→ TASK BRIEF
Here are some entries; quote each one exactly.

------ RECORDS FOR THIS EXERCISE

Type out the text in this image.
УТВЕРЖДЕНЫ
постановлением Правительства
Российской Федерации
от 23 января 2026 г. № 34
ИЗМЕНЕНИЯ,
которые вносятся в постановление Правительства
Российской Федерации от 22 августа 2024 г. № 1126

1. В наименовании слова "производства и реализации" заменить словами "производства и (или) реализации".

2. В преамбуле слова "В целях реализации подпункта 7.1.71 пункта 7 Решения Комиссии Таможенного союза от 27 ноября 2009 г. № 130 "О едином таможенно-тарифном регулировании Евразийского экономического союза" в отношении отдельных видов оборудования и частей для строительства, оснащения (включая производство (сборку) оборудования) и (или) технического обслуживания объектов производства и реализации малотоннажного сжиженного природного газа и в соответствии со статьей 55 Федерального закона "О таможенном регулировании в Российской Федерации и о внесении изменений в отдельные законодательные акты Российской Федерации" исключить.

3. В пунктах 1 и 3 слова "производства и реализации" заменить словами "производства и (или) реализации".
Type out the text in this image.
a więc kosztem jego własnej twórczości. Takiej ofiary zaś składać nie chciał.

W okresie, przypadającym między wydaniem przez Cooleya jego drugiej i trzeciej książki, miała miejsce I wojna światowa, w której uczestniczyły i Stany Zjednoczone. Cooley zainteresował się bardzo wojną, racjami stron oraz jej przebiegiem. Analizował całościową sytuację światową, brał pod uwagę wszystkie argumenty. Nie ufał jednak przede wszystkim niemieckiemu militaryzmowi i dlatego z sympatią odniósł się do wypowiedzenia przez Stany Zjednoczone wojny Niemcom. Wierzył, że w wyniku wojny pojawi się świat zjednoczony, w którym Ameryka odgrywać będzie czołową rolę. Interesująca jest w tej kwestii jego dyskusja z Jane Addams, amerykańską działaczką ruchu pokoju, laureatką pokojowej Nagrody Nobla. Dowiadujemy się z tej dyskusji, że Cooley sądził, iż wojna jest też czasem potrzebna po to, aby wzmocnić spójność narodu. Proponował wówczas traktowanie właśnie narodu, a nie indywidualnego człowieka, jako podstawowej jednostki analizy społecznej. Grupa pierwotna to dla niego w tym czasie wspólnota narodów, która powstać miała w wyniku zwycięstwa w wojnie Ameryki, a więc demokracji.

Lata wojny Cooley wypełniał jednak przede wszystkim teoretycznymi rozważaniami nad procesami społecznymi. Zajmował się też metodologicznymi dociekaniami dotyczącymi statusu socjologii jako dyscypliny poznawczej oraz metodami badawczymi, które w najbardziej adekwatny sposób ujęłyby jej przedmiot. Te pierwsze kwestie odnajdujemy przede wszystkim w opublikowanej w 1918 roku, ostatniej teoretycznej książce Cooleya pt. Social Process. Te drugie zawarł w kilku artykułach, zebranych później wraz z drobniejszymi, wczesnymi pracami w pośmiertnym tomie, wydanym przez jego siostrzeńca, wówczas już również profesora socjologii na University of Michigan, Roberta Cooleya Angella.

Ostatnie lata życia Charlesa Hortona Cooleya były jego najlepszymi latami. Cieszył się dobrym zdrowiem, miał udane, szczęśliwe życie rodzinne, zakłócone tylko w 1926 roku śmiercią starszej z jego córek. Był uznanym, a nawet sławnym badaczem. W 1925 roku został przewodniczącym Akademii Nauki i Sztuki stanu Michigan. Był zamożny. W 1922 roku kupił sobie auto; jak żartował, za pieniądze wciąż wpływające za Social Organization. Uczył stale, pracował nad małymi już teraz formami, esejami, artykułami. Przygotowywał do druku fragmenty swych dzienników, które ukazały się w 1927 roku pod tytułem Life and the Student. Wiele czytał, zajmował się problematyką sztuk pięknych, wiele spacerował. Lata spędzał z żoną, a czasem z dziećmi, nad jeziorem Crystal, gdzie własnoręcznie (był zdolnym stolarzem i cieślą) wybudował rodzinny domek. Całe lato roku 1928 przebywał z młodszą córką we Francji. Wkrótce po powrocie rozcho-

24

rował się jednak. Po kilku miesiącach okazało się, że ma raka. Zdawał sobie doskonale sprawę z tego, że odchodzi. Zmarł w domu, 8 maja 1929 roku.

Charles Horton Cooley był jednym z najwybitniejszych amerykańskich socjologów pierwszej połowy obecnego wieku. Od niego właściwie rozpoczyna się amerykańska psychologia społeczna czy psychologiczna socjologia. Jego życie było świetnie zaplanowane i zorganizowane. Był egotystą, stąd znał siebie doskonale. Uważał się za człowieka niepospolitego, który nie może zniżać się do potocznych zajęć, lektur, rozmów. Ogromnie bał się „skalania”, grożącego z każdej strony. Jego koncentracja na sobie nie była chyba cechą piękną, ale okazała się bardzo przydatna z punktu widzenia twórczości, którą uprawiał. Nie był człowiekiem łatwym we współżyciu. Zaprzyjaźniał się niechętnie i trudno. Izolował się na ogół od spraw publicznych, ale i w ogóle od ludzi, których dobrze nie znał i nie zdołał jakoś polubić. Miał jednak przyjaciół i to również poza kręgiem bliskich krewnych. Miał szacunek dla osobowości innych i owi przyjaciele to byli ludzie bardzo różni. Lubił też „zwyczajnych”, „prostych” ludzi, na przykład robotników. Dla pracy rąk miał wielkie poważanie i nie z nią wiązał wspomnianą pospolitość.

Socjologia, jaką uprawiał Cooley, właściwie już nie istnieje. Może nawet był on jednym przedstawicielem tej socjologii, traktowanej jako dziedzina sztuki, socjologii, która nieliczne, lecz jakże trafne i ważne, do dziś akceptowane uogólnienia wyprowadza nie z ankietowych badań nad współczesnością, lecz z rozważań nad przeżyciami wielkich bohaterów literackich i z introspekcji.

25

------------

→ TASK RESULT
Type out the text in this image.
УТВЕРЖДЕНЫ
постановлением Правительства
Российской Федерации
от 23 января 2026 г. № 34
ИЗМЕНЕНИЯ,
которые вносятся в постановление Правительства
Российской Федерации от 22 августа 2024 г. № 1126

1. В наименовании слова "производства и реализации" заменить словами "производства и (или) реализации".

2. В преамбуле слова "В целях реализации подпункта 7.1.71 пункта 7 Решения Комиссии Таможенного союза от 27 ноября 2009 г. № 130 "О едином таможенно-тарифном регулировании Евразийского экономического союза" в отношении отдельных видов оборудования и частей для строительства, оснащения (включая производство (сборку) оборудования) и (или) технического обслуживания объектов производства и реализации малотоннажного сжиженного природного газа и в соответствии со статьей 55 Федерального закона "О таможенном регулировании в Российской Федерации и о внесении изменений в отдельные законодательные акты Российской Федерации" исключить.

3. В пунктах 1 и 3 слова "производства и реализации" заменить словами "производства и (или) реализации".
Type out the text in this image.
a więc kosztem jego własnej twórczości. Takiej ofiary zaś składać nie chciał.

W okresie, przypadającym między wydaniem przez Cooleya jego drugiej i trzeciej książki, miała miejsce I wojna światowa, w której uczestniczyły i Stany Zjednoczone. Cooley zainteresował się bardzo wojną, racjami stron oraz jej przebiegiem. Analizował całościową sytuację światową, brał pod uwagę wszystkie argumenty. Nie ufał jednak przede wszystkim niemieckiemu militaryzmowi i dlatego z sympatią odniósł się do wypowiedzenia przez Stany Zjednoczone wojny Niemcom. Wierzył, że w wyniku wojny pojawi się świat zjednoczony, w którym Ameryka odgrywać będzie czołową rolę. Interesująca jest w tej kwestii jego dyskusja z Jane Addams, amerykańską działaczką ruchu pokoju, laureatką pokojowej Nagrody Nobla. Dowiadujemy się z tej dyskusji, że Cooley sądził, iż wojna jest też czasem potrzebna po to, aby wzmocnić spójność narodu. Proponował wówczas traktowanie właśnie narodu, a nie indywidualnego człowieka, jako podstawowej jednostki analizy społecznej. Grupa pierwotna to dla niego w tym czasie wspólnota narodów, która powstać miała w wyniku zwycięstwa w wojnie Ameryki, a więc demokracji.

Lata wojny Cooley wypełniał jednak przede wszystkim teoretycznymi rozważaniami nad procesami społecznymi. Zajmował się też metodologicznymi dociekaniami dotyczącymi statusu socjologii jako dyscypliny poznawczej oraz metodami badawczymi, które w najbardziej adekwatny sposób ujęłyby jej przedmiot. Te pierwsze kwestie odnajdujemy przede wszystkim w opublikowanej w 1918 roku, ostatniej teoretycznej książce Cooleya pt. Social Process. Te drugie zawarł w kilku artykułach, zebranych później wraz z drobniejszymi, wczesnymi pracami w pośmiertnym tomie, wydanym przez jego siostrzeńca, wówczas już również profesora socjologii na University of Michigan, Roberta Cooleya Angella.

Ostatnie lata życia Charlesa Hortona Cooleya były jego najlepszymi latami. Cieszył się dobrym zdrowiem, miał udane, szczęśliwe życie rodzinne, zakłócone tylko w 1926 roku śmiercią starszej z jego córek. Był uznanym, a nawet sławnym badaczem. W 1925 roku został przewodniczącym Akademii Nauki i Sztuki stanu Michigan. Był zamożny. W 1922 roku kupił sobie auto; jak żartował, za pieniądze wciąż wpływające za Social Organization. Uczył stale, pracował nad małymi już teraz formami, esejami, artykułami. Przygotowywał do druku fragmenty swych dzienników, które ukazały się w 1927 roku pod tytułem Life and the Student. Wiele czytał, zajmował się problematyką sztuk pięknych, wiele spacerował. Lata spędzał z żoną, a czasem z dziećmi, nad jeziorem Crystal, gdzie własnoręcznie (był zdolnym stolarzem i cieślą) wybudował rodzinny domek. Całe lato roku 1928 przebywał z młodszą córką we Francji. Wkrótce po powrocie rozcho-

24

rował się jednak. Po kilku miesiącach okazało się, że ma raka. Zdawał sobie doskonale sprawę z tego, że odchodzi. Zmarł w domu, 8 maja 1929 roku.

Charles Horton Cooley był jednym z najwybitniejszych amerykańskich socjologów pierwszej połowy obecnego wieku. Od niego właściwie rozpoczyna się amerykańska psychologia społeczna czy psychologiczna socjologia. Jego życie było świetnie zaplanowane i zorganizowane. Był egotystą, stąd znał siebie doskonale. Uważał się za człowieka niepospolitego, który nie może zniżać się do potocznych zajęć, lektur, rozmów. Ogromnie bał się „skalania”, grożącego z każdej strony. Jego koncentracja na sobie nie była chyba cechą piękną, ale okazała się bardzo przydatna z punktu widzenia twórczości, którą uprawiał. Nie był człowiekiem łatwym we współżyciu. Zaprzyjaźniał się niechętnie i trudno. Izolował się na ogół od spraw publicznych, ale i w ogóle od ludzi, których dobrze nie znał i nie zdołał jakoś polubić. Miał jednak przyjaciół i to również poza kręgiem bliskich krewnych. Miał szacunek dla osobowości innych i owi przyjaciele to byli ludzie bardzo różni. Lubił też „zwyczajnych”, „prostych” ludzi, na przykład robotników. Dla pracy rąk miał wielkie poważanie i nie z nią wiązał wspomnianą pospolitość.

Socjologia, jaką uprawiał Cooley, właściwie już nie istnieje. Może nawet był on jednym przedstawicielem tej socjologii, traktowanej jako dziedzina sztuki, socjologii, która nieliczne, lecz jakże trafne i ważne, do dziś akceptowane uogólnienia wyprowadza nie z ankietowych badań nad współczesnością, lecz z rozważań nad przeżyciami wielkich bohaterów literackich i z introspekcji.

25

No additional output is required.